Take from the listing each line that has the string "inmuebles".
[begin SUPPLIED RECORDS]
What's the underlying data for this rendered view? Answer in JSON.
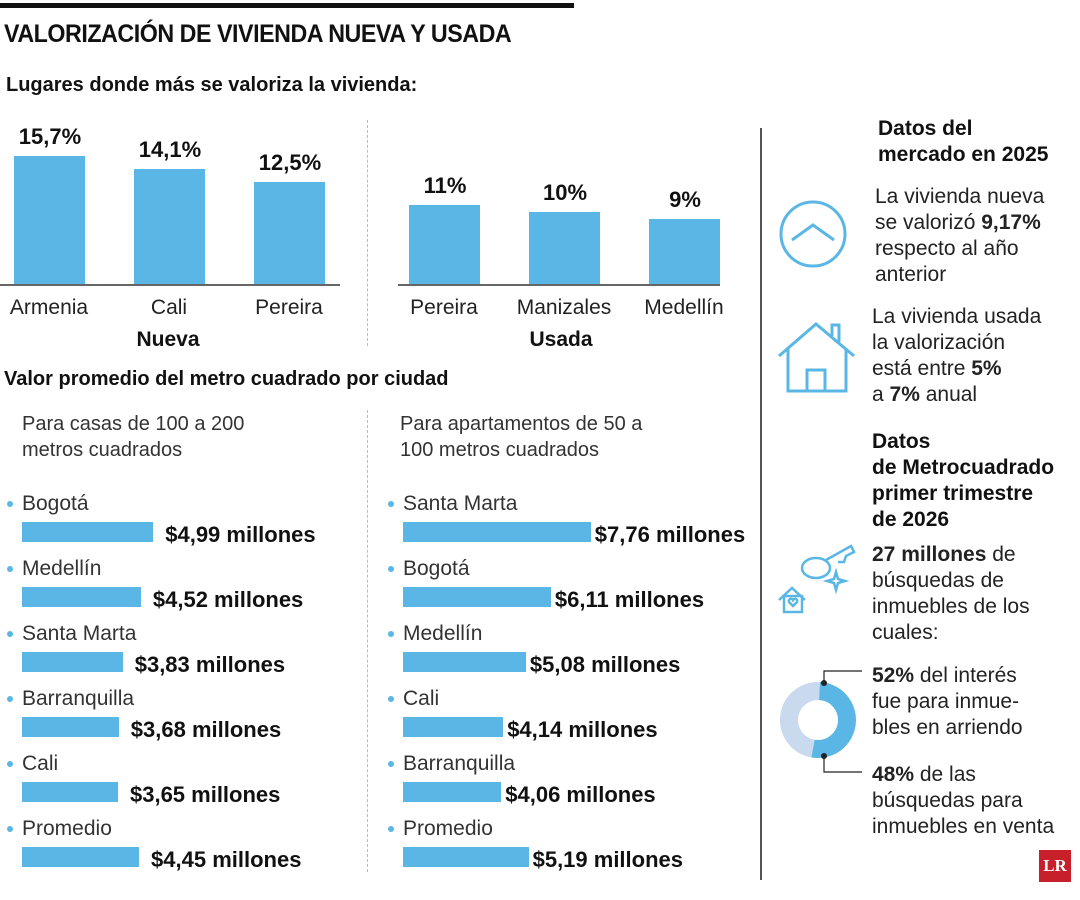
{
  "title": "VALORIZACIÓN DE VIVIENDA NUEVA Y USADA",
  "subtitle": "Lugares donde más se valoriza la vivienda:",
  "colors": {
    "bar": "#5ab7e5",
    "donut_light": "#c9d9ee",
    "logo": "#c8202a"
  },
  "chart_data": [
    {
      "type": "bar",
      "title": "Nueva",
      "categories": [
        "Armenia",
        "Cali",
        "Pereira"
      ],
      "values": [
        15.7,
        14.1,
        12.5
      ],
      "labels": [
        "15,7%",
        "14,1%",
        "12,5%"
      ],
      "unit": "%"
    },
    {
      "type": "bar",
      "title": "Usada",
      "categories": [
        "Pereira",
        "Manizales",
        "Medellín"
      ],
      "values": [
        11,
        10,
        9
      ],
      "labels": [
        "11%",
        "10%",
        "9%"
      ],
      "unit": "%"
    },
    {
      "type": "bar",
      "orientation": "horizontal",
      "title": "Para casas de 100 a 200 metros cuadrados",
      "categories": [
        "Bogotá",
        "Medellín",
        "Santa Marta",
        "Barranquilla",
        "Cali",
        "Promedio"
      ],
      "values": [
        4.99,
        4.52,
        3.83,
        3.68,
        3.65,
        4.45
      ],
      "labels": [
        "$4,99 millones",
        "$4,52 millones",
        "$3,83 millones",
        "$3,68 millones",
        "$3,65 millones",
        "$4,45 millones"
      ]
    },
    {
      "type": "bar",
      "orientation": "horizontal",
      "title": "Para apartamentos de 50 a 100 metros cuadrados",
      "categories": [
        "Santa Marta",
        "Bogotá",
        "Medellín",
        "Cali",
        "Barranquilla",
        "Promedio"
      ],
      "values": [
        7.76,
        6.11,
        5.08,
        4.14,
        4.06,
        5.19
      ],
      "labels": [
        "$7,76 millones",
        "$6,11 millones",
        "$5,08 millones",
        "$4,14 millones",
        "$4,06 millones",
        "$5,19 millones"
      ]
    },
    {
      "type": "pie",
      "donut": true,
      "categories": [
        "arriendo",
        "venta"
      ],
      "values": [
        52,
        48
      ]
    }
  ],
  "section2_title": "Valor promedio del metro cuadrado por ciudad",
  "left_note": [
    "Para casas de 100 a 200",
    "metros cuadrados"
  ],
  "right_note": [
    "Para apartamentos de 50 a",
    "100 metros cuadrados"
  ],
  "side": {
    "h1": [
      "Datos del",
      "mercado en 2025"
    ],
    "nueva": {
      "pre1": "La vivienda nueva",
      "pre2": "se valorizó ",
      "bold": "9,17%",
      "l3": "respecto al año",
      "l4": "anterior"
    },
    "usada": {
      "l1": "La vivienda usada",
      "l2": "la valorización",
      "l3": "está entre ",
      "b1": "5%",
      "l4a": "a ",
      "b2": "7%",
      "l4b": " anual"
    },
    "h2": [
      "Datos",
      "de Metrocuadrado",
      "primer trimestre",
      "de 2026"
    ],
    "busq": {
      "b": "27 millones",
      "t1": " de",
      "l2": "búsquedas de",
      "l3": "inmuebles de los",
      "l4": "cuales:"
    },
    "arr": {
      "b": "52%",
      "t1": " del interés",
      "l2": "fue para inmue-",
      "l3": "bles en arriendo"
    },
    "venta": {
      "b": "48%",
      "t1": " de las",
      "l2": "búsquedas para",
      "l3": "inmuebles en venta"
    },
    "logo": "LR"
  }
}
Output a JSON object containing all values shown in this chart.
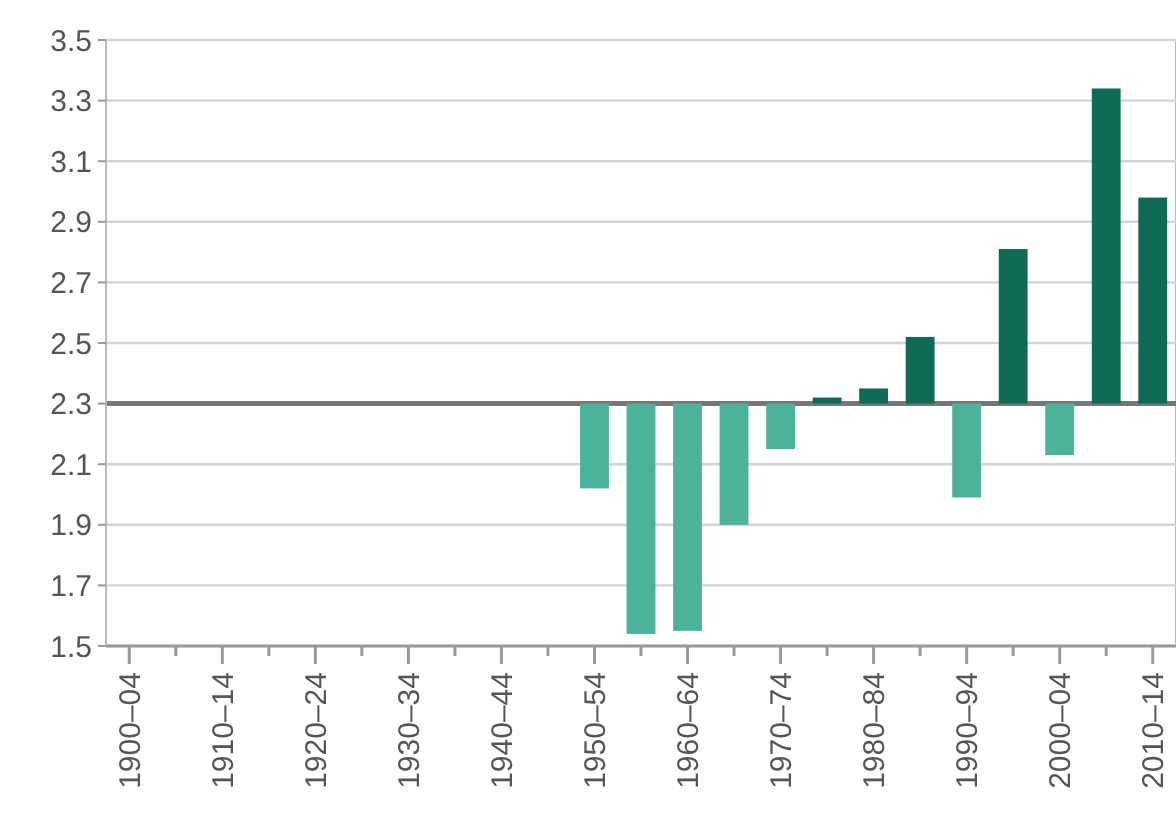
{
  "chart_data": {
    "type": "bar",
    "categories": [
      "1900–04",
      null,
      "1910–14",
      null,
      "1920–24",
      null,
      "1930–34",
      null,
      "1940–44",
      null,
      "1950–54",
      null,
      "1960–64",
      null,
      "1970–74",
      null,
      "1980–84",
      null,
      "1990–94",
      null,
      "2000–04",
      null,
      "2010–14"
    ],
    "base": [
      null,
      null,
      null,
      null,
      null,
      null,
      null,
      null,
      null,
      null,
      2.3,
      2.3,
      2.3,
      2.3,
      2.3,
      2.3,
      2.3,
      2.3,
      2.3,
      2.3,
      2.3,
      2.3,
      2.3
    ],
    "values": [
      null,
      null,
      null,
      null,
      null,
      null,
      null,
      null,
      null,
      null,
      -0.28,
      -0.76,
      -0.75,
      -0.4,
      -0.15,
      0.02,
      0.05,
      0.22,
      -0.31,
      0.51,
      -0.17,
      1.04,
      0.68
    ],
    "colors": [
      null,
      null,
      null,
      null,
      null,
      null,
      null,
      null,
      null,
      null,
      "#4bb39a",
      "#4bb39a",
      "#4bb39a",
      "#4bb39a",
      "#4bb39a",
      "#0f6b55",
      "#0f6b55",
      "#0f6b55",
      "#4bb39a",
      "#0f6b55",
      "#4bb39a",
      "#0f6b55",
      "#0f6b55"
    ],
    "ylim": [
      1.5,
      3.5
    ],
    "yticks": [
      1.5,
      1.7,
      1.9,
      2.1,
      2.3,
      2.5,
      2.7,
      2.9,
      3.1,
      3.3,
      3.5
    ],
    "grid": "y",
    "ref_lines": [
      {
        "axis": "y",
        "value": 2.3,
        "color": "#777777"
      }
    ]
  }
}
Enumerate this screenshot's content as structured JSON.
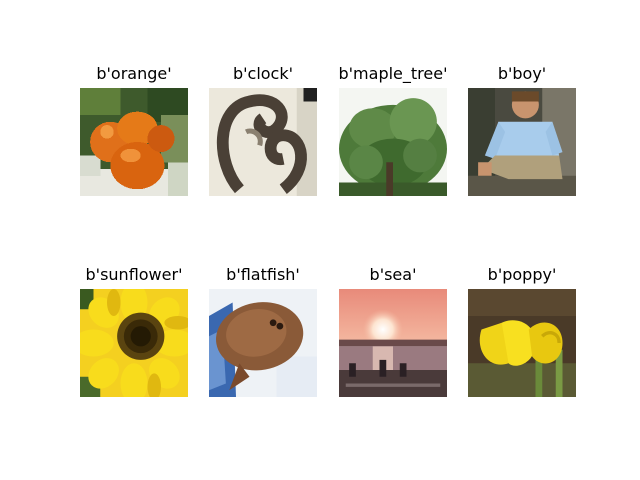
{
  "images": [
    {
      "title": "b'orange'",
      "icon": "orange-photo"
    },
    {
      "title": "b'clock'",
      "icon": "clock-photo"
    },
    {
      "title": "b'maple_tree'",
      "icon": "maple-tree-photo"
    },
    {
      "title": "b'boy'",
      "icon": "boy-photo"
    },
    {
      "title": "b'sunflower'",
      "icon": "sunflower-photo"
    },
    {
      "title": "b'flatfish'",
      "icon": "flatfish-photo"
    },
    {
      "title": "b'sea'",
      "icon": "sea-sunset-photo"
    },
    {
      "title": "b'poppy'",
      "icon": "poppy-photo"
    }
  ],
  "colors": {
    "background": "#ffffff",
    "text": "#000000"
  }
}
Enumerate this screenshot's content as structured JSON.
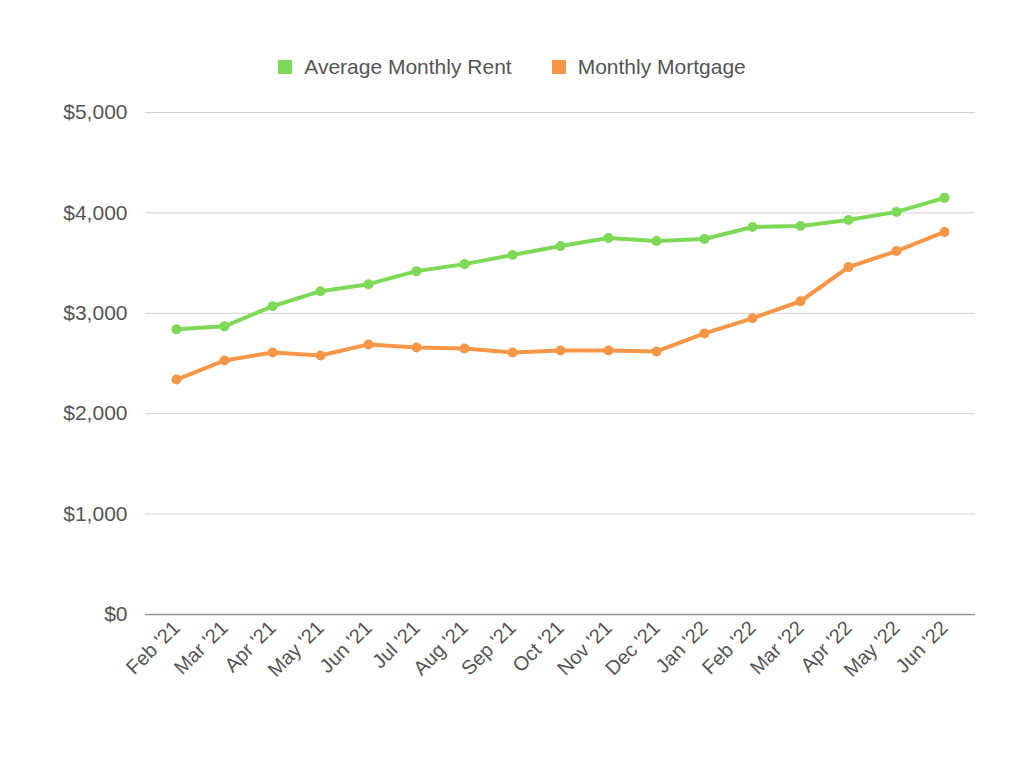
{
  "chart_data": {
    "type": "line",
    "categories": [
      "Feb '21",
      "Mar '21",
      "Apr '21",
      "May '21",
      "Jun '21",
      "Jul '21",
      "Aug '21",
      "Sep '21",
      "Oct '21",
      "Nov '21",
      "Dec '21",
      "Jan '22",
      "Feb '22",
      "Mar '22",
      "Apr '22",
      "May '22",
      "Jun '22"
    ],
    "series": [
      {
        "name": "Average Monthly Rent",
        "color": "#7ed957",
        "values": [
          2840,
          2870,
          3070,
          3220,
          3290,
          3420,
          3490,
          3580,
          3670,
          3750,
          3720,
          3740,
          3860,
          3870,
          3930,
          4010,
          4150
        ]
      },
      {
        "name": "Monthly Mortgage",
        "color": "#f79646",
        "values": [
          2340,
          2530,
          2610,
          2580,
          2690,
          2660,
          2650,
          2610,
          2630,
          2630,
          2620,
          2800,
          2950,
          3120,
          3460,
          3620,
          3810
        ]
      }
    ],
    "ylim": [
      0,
      5000
    ],
    "yticks": [
      {
        "value": 0,
        "label": "$0"
      },
      {
        "value": 1000,
        "label": "$1,000"
      },
      {
        "value": 2000,
        "label": "$2,000"
      },
      {
        "value": 3000,
        "label": "$3,000"
      },
      {
        "value": 4000,
        "label": "$4,000"
      },
      {
        "value": 5000,
        "label": "$5,000"
      }
    ],
    "grid": true,
    "legend": "top",
    "marker": "circle"
  }
}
[end SUPPLIED RECORDS]
== SOLUTION TO THIS PROBLEM ==
      "l3": "inmuebles de los",
      "l3": "inmuebles en venta"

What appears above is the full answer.